- _The problem_
Reproduce the listing below verbatim.

- _Dataset extract_

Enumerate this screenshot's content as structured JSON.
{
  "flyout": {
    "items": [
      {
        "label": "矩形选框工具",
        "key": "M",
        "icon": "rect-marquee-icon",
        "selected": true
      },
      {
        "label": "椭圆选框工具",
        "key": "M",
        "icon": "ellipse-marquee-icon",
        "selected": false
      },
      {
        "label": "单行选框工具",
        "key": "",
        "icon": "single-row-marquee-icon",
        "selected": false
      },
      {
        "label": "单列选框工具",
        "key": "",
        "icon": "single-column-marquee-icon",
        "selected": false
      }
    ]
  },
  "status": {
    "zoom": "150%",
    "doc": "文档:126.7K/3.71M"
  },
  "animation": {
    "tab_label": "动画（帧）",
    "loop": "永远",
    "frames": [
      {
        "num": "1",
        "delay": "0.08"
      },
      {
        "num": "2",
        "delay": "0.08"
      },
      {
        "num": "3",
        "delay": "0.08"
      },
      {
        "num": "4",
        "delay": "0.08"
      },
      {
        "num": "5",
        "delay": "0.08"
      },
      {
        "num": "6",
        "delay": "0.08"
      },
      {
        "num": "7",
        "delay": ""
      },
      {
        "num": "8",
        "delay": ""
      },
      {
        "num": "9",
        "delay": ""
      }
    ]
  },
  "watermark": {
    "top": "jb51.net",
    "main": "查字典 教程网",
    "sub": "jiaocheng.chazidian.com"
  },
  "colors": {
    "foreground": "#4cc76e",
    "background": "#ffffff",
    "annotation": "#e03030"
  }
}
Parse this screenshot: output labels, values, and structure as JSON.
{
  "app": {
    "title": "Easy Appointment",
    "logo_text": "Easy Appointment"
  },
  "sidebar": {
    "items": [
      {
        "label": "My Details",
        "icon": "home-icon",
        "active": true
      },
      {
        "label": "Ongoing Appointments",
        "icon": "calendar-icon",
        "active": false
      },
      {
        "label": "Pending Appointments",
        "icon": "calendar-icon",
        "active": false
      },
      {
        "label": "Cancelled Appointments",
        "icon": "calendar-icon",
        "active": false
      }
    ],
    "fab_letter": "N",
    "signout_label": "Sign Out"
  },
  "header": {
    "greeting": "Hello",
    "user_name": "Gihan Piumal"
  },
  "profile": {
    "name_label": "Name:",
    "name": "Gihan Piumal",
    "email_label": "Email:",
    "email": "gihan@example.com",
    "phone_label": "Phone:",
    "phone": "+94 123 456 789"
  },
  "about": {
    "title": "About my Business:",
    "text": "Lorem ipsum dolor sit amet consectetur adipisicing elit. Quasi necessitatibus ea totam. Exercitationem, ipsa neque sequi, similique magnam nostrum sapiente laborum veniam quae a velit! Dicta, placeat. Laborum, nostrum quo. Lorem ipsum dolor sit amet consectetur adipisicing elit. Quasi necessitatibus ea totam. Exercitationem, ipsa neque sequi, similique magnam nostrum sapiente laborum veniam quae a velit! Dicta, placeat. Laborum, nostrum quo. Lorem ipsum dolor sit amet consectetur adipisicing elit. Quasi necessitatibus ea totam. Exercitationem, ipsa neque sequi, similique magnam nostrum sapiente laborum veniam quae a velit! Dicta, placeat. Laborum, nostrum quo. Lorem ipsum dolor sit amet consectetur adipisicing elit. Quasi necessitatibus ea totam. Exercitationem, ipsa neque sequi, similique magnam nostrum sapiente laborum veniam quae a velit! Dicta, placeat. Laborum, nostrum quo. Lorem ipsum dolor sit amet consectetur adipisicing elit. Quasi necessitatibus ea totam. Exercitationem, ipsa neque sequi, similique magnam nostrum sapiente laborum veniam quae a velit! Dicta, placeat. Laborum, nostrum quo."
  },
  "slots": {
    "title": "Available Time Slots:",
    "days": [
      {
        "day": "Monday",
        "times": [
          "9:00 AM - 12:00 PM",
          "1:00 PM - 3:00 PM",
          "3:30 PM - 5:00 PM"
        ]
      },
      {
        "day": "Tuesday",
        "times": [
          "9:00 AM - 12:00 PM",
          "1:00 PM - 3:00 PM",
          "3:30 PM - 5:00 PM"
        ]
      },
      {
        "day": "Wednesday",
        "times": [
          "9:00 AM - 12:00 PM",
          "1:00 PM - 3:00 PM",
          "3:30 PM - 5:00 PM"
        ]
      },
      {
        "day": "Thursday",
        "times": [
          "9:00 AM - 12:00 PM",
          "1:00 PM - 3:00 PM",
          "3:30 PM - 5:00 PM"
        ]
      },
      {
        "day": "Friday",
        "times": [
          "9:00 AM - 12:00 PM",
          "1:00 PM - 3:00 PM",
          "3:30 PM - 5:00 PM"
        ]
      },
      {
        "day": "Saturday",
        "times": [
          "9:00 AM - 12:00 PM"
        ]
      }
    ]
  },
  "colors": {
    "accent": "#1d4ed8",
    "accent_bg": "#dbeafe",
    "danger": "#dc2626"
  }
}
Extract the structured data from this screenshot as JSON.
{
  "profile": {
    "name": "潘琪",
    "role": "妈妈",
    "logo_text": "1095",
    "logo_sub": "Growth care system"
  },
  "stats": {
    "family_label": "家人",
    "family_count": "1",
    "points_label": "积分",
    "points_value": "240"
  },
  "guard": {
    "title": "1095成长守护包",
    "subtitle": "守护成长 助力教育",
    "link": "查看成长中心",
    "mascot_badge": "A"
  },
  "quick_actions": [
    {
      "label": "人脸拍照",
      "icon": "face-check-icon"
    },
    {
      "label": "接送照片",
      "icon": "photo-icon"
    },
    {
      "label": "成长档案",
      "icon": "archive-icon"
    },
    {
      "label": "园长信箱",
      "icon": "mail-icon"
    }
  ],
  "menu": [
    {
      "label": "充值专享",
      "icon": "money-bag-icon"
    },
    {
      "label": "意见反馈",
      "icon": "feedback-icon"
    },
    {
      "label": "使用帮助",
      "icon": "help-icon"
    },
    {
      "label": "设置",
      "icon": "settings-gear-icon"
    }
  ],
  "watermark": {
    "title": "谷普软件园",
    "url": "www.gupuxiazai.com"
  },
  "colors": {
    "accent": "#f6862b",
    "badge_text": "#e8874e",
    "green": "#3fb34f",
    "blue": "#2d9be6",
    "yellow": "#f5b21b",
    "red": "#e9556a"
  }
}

- _Exercise result_
Enumerate this screenshot's content as structured JSON.
{
  "flyout": {
    "items": [
      {
        "label": "矩形选框工具",
        "key": "M",
        "icon": "rect-marquee-icon",
        "selected": true
      },
      {
        "label": "椭圆选框工具",
        "key": "M",
        "icon": "ellipse-marquee-icon",
        "selected": false
      },
      {
        "label": "单行选框工具",
        "key": "",
        "icon": "single-row-marquee-icon",
        "selected": false
      },
      {
        "label": "单列选框工具",
        "key": "",
        "icon": "single-column-marquee-icon",
        "selected": false
      }
    ]
  },
  "status": {
    "zoom": "150%",
    "doc": "文档:126.7K/3.71M"
  },
  "animation": {
    "tab_label": "动画（帧）",
    "loop": "永远",
    "frames": [
      {
        "num": "1",
        "delay": "0.08"
      },
      {
        "num": "2",
        "delay": "0.08"
      },
      {
        "num": "3",
        "delay": "0.08"
      },
      {
        "num": "4",
        "delay": "0.08"
      },
      {
        "num": "5",
        "delay": "0.08"
      },
      {
        "num": "6",
        "delay": "0.08"
      },
      {
        "num": "7",
        "delay": ""
      },
      {
        "num": "8",
        "delay": ""
      },
      {
        "num": "9",
        "delay": ""
      }
    ]
  },
  "watermark": {
    "top": "jb51.net",
    "main": "查字典 教程网",
    "sub": "jiaocheng.chazidian.com"
  },
  "colors": {
    "foreground": "#4cc76e",
    "background": "#ffffff",
    "annotation": "#e03030"
  }
}
Parse this screenshot: output labels, values, and structure as JSON.
{
  "app": {
    "title": "Easy Appointment",
    "logo_text": "Easy Appointment"
  },
  "sidebar": {
    "items": [
      {
        "label": "My Details",
        "icon": "home-icon",
        "active": true
      },
      {
        "label": "Ongoing Appointments",
        "icon": "calendar-icon",
        "active": false
      },
      {
        "label": "Pending Appointments",
        "icon": "calendar-icon",
        "active": false
      },
      {
        "label": "Cancelled Appointments",
        "icon": "calendar-icon",
        "active": false
      }
    ],
    "fab_letter": "N",
    "signout_label": "Sign Out"
  },
  "header": {
    "greeting": "Hello",
    "user_name": "Gihan Piumal"
  },
  "profile": {
    "name_label": "Name:",
    "name": "Gihan Piumal",
    "email_label": "Email:",
    "email": "gihan@example.com",
    "phone_label": "Phone:",
    "phone": "+94 123 456 789"
  },
  "about": {
    "title": "About my Business:",
    "text": "Lorem ipsum dolor sit amet consectetur adipisicing elit. Quasi necessitatibus ea totam. Exercitationem, ipsa neque sequi, similique magnam nostrum sapiente laborum veniam quae a velit! Dicta, placeat. Laborum, nostrum quo. Lorem ipsum dolor sit amet consectetur adipisicing elit. Quasi necessitatibus ea totam. Exercitationem, ipsa neque sequi, similique magnam nostrum sapiente laborum veniam quae a velit! Dicta, placeat. Laborum, nostrum quo. Lorem ipsum dolor sit amet consectetur adipisicing elit. Quasi necessitatibus ea totam. Exercitationem, ipsa neque sequi, similique magnam nostrum sapiente laborum veniam quae a velit! Dicta, placeat. Laborum, nostrum quo. Lorem ipsum dolor sit amet consectetur adipisicing elit. Quasi necessitatibus ea totam. Exercitationem, ipsa neque sequi, similique magnam nostrum sapiente laborum veniam quae a velit! Dicta, placeat. Laborum, nostrum quo. Lorem ipsum dolor sit amet consectetur adipisicing elit. Quasi necessitatibus ea totam. Exercitationem, ipsa neque sequi, similique magnam nostrum sapiente laborum veniam quae a velit! Dicta, placeat. Laborum, nostrum quo."
  },
  "slots": {
    "title": "Available Time Slots:",
    "days": [
      {
        "day": "Monday",
        "times": [
          "9:00 AM - 12:00 PM",
          "1:00 PM - 3:00 PM",
          "3:30 PM - 5:00 PM"
        ]
      },
      {
        "day": "Tuesday",
        "times": [
          "9:00 AM - 12:00 PM",
          "1:00 PM - 3:00 PM",
          "3:30 PM - 5:00 PM"
        ]
      },
      {
        "day": "Wednesday",
        "times": [
          "9:00 AM - 12:00 PM",
          "1:00 PM - 3:00 PM",
          "3:30 PM - 5:00 PM"
        ]
      },
      {
        "day": "Thursday",
        "times": [
          "9:00 AM - 12:00 PM",
          "1:00 PM - 3:00 PM",
          "3:30 PM - 5:00 PM"
        ]
      },
      {
        "day": "Friday",
        "times": [
          "9:00 AM - 12:00 PM",
          "1:00 PM - 3:00 PM",
          "3:30 PM - 5:00 PM"
        ]
      },
      {
        "day": "Saturday",
        "times": [
          "9:00 AM - 12:00 PM"
        ]
      }
    ]
  },
  "colors": {
    "accent": "#1d4ed8",
    "accent_bg": "#dbeafe",
    "danger": "#dc2626"
  }
}
Extract the structured data from this screenshot as JSON.
{
  "profile": {
    "name": "潘琪",
    "role": "妈妈",
    "logo_text": "1095",
    "logo_sub": "Growth care system"
  },
  "stats": {
    "family_label": "家人",
    "family_count": "1",
    "points_label": "积分",
    "points_value": "240"
  },
  "guard": {
    "title": "1095成长守护包",
    "subtitle": "守护成长 助力教育",
    "link": "查看成长中心",
    "mascot_badge": "A"
  },
  "quick_actions": [
    {
      "label": "人脸拍照",
      "icon": "face-check-icon"
    },
    {
      "label": "接送照片",
      "icon": "photo-icon"
    },
    {
      "label": "成长档案",
      "icon": "archive-icon"
    },
    {
      "label": "园长信箱",
      "icon": "mail-icon"
    }
  ],
  "menu": [
    {
      "label": "充值专享",
      "icon": "money-bag-icon"
    },
    {
      "label": "意见反馈",
      "icon": "feedback-icon"
    },
    {
      "label": "使用帮助",
      "icon": "help-icon"
    },
    {
      "label": "设置",
      "icon": "settings-gear-icon"
    }
  ],
  "watermark": {
    "title": "谷普软件园",
    "url": "www.gupuxiazai.com"
  },
  "colors": {
    "accent": "#f6862b",
    "badge_text": "#e8874e",
    "green": "#3fb34f",
    "blue": "#2d9be6",
    "yellow": "#f5b21b",
    "red": "#e9556a"
  }
}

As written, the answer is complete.